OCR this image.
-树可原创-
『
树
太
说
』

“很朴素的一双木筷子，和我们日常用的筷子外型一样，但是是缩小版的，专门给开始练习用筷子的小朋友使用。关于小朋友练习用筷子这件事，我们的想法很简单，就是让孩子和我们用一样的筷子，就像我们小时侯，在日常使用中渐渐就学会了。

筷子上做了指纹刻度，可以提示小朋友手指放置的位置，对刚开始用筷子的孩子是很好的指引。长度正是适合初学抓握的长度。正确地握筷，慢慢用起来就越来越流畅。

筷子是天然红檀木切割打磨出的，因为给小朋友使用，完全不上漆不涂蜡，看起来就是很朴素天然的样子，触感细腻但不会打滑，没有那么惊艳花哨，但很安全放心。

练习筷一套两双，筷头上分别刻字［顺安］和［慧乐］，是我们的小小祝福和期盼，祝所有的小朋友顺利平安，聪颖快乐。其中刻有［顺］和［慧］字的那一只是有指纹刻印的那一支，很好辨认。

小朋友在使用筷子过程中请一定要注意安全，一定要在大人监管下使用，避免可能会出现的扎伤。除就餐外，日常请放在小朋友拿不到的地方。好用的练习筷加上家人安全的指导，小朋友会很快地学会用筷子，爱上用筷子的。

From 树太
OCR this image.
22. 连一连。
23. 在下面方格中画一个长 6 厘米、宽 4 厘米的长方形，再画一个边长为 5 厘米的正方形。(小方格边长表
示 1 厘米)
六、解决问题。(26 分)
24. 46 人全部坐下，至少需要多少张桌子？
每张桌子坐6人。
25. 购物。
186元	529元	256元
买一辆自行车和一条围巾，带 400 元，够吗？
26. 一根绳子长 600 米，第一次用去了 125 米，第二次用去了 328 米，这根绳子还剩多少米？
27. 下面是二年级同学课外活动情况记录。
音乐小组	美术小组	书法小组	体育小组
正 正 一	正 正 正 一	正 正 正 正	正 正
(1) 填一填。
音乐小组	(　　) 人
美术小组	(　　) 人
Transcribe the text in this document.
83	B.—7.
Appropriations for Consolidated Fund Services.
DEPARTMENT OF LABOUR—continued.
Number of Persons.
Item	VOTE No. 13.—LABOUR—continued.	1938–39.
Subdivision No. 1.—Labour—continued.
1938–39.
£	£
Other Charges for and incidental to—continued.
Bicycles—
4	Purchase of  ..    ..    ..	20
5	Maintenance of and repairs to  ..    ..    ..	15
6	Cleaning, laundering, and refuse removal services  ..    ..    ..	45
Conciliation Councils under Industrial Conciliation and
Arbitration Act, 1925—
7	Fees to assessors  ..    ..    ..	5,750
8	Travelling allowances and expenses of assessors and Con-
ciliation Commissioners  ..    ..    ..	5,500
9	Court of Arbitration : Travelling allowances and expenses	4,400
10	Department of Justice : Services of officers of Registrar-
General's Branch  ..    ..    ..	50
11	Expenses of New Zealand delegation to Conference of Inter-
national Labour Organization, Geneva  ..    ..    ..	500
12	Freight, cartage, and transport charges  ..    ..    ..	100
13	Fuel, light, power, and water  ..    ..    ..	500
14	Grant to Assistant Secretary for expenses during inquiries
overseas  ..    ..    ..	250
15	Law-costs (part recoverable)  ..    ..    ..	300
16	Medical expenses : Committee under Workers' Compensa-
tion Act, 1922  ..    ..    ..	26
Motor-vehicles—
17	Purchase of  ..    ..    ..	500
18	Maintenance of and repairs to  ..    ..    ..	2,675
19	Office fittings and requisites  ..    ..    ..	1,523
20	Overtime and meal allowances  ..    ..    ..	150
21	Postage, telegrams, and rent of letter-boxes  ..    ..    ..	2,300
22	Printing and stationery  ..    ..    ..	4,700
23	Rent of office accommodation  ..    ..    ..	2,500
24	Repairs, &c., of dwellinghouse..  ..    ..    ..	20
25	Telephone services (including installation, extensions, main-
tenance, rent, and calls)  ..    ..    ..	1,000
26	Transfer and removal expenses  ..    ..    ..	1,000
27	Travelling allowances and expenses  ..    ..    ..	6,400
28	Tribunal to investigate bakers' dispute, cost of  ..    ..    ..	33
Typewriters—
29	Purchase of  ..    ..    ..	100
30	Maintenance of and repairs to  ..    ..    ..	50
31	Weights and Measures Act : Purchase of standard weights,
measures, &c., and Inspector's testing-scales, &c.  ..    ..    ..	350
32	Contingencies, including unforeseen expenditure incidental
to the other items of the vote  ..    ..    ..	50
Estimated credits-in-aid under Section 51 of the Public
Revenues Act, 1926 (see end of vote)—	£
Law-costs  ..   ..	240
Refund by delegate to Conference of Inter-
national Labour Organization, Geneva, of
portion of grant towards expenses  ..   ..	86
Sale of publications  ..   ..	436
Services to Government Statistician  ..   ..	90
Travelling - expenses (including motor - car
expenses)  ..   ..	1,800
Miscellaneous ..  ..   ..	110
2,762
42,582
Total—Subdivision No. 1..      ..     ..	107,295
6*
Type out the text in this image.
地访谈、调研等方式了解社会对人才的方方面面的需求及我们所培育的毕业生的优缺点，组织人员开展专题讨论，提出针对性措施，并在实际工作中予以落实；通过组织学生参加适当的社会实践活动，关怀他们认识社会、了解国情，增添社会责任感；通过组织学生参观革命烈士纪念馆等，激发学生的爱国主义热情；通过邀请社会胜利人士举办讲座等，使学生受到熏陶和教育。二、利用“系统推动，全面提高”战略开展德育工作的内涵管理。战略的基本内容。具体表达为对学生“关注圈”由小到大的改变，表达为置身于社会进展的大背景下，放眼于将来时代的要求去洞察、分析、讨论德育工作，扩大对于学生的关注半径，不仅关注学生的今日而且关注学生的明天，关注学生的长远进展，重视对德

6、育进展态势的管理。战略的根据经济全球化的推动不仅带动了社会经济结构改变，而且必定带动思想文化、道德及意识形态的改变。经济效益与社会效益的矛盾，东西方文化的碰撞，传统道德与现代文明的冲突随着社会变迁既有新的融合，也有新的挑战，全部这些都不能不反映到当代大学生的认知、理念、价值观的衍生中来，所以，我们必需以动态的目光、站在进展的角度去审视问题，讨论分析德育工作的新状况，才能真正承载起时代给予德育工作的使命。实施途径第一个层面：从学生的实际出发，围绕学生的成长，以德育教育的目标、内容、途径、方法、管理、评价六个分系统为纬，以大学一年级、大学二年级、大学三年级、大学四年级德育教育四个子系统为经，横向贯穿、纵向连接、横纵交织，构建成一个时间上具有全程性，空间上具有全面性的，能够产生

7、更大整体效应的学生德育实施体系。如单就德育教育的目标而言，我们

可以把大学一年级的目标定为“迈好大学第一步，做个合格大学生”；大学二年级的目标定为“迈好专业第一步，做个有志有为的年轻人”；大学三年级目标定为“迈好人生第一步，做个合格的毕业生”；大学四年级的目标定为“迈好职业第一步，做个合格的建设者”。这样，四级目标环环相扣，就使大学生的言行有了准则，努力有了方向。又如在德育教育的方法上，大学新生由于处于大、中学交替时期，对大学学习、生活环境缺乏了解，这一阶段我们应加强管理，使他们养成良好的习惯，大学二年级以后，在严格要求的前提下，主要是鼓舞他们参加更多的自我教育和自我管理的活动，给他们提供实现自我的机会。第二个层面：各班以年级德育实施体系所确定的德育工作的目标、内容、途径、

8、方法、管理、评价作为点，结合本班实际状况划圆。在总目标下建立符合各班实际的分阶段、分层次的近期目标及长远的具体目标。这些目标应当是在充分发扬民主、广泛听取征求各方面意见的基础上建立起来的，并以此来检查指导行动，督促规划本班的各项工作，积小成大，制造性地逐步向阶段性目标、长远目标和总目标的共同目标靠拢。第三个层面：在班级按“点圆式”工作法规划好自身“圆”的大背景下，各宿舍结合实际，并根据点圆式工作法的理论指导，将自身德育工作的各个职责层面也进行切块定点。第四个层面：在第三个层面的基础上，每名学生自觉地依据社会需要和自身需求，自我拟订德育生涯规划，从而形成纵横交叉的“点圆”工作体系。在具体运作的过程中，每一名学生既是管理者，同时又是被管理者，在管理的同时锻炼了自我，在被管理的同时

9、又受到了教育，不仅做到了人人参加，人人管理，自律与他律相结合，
━━━━━━━━━━━━━━━━━━━━━━━━━━━━━━
_What you need to do_:
Please extract exactly, and only, the lines from the line containing "Type out the text in this image." through the last line of the records.

_Answer to this problem_:
Type out the text in this image.
地访谈、调研等方式了解社会对人才的方方面面的需求及我们所培育的毕业生的优缺点，组织人员开展专题讨论，提出针对性措施，并在实际工作中予以落实；通过组织学生参加适当的社会实践活动，关怀他们认识社会、了解国情，增添社会责任感；通过组织学生参观革命烈士纪念馆等，激发学生的爱国主义热情；通过邀请社会胜利人士举办讲座等，使学生受到熏陶和教育。二、利用“系统推动，全面提高”战略开展德育工作的内涵管理。战略的基本内容。具体表达为对学生“关注圈”由小到大的改变，表达为置身于社会进展的大背景下，放眼于将来时代的要求去洞察、分析、讨论德育工作，扩大对于学生的关注半径，不仅关注学生的今日而且关注学生的明天，关注学生的长远进展，重视对德

6、育进展态势的管理。战略的根据经济全球化的推动不仅带动了社会经济结构改变，而且必定带动思想文化、道德及意识形态的改变。经济效益与社会效益的矛盾，东西方文化的碰撞，传统道德与现代文明的冲突随着社会变迁既有新的融合，也有新的挑战，全部这些都不能不反映到当代大学生的认知、理念、价值观的衍生中来，所以，我们必需以动态的目光、站在进展的角度去审视问题，讨论分析德育工作的新状况，才能真正承载起时代给予德育工作的使命。实施途径第一个层面：从学生的实际出发，围绕学生的成长，以德育教育的目标、内容、途径、方法、管理、评价六个分系统为纬，以大学一年级、大学二年级、大学三年级、大学四年级德育教育四个子系统为经，横向贯穿、纵向连接、横纵交织，构建成一个时间上具有全程性，空间上具有全面性的，能够产生

7、更大整体效应的学生德育实施体系。如单就德育教育的目标而言，我们

可以把大学一年级的目标定为“迈好大学第一步，做个合格大学生”；大学二年级的目标定为“迈好专业第一步，做个有志有为的年轻人”；大学三年级目标定为“迈好人生第一步，做个合格的毕业生”；大学四年级的目标定为“迈好职业第一步，做个合格的建设者”。这样，四级目标环环相扣，就使大学生的言行有了准则，努力有了方向。又如在德育教育的方法上，大学新生由于处于大、中学交替时期，对大学学习、生活环境缺乏了解，这一阶段我们应加强管理，使他们养成良好的习惯，大学二年级以后，在严格要求的前提下，主要是鼓舞他们参加更多的自我教育和自我管理的活动，给他们提供实现自我的机会。第二个层面：各班以年级德育实施体系所确定的德育工作的目标、内容、途径、

8、方法、管理、评价作为点，结合本班实际状况划圆。在总目标下建立符合各班实际的分阶段、分层次的近期目标及长远的具体目标。这些目标应当是在充分发扬民主、广泛听取征求各方面意见的基础上建立起来的，并以此来检查指导行动，督促规划本班的各项工作，积小成大，制造性地逐步向阶段性目标、长远目标和总目标的共同目标靠拢。第三个层面：在班级按“点圆式”工作法规划好自身“圆”的大背景下，各宿舍结合实际，并根据点圆式工作法的理论指导，将自身德育工作的各个职责层面也进行切块定点。第四个层面：在第三个层面的基础上，每名学生自觉地依据社会需要和自身需求，自我拟订德育生涯规划，从而形成纵横交叉的“点圆”工作体系。在具体运作的过程中，每一名学生既是管理者，同时又是被管理者，在管理的同时锻炼了自我，在被管理的同时

9、又受到了教育，不仅做到了人人参加，人人管理，自律与他律相结合，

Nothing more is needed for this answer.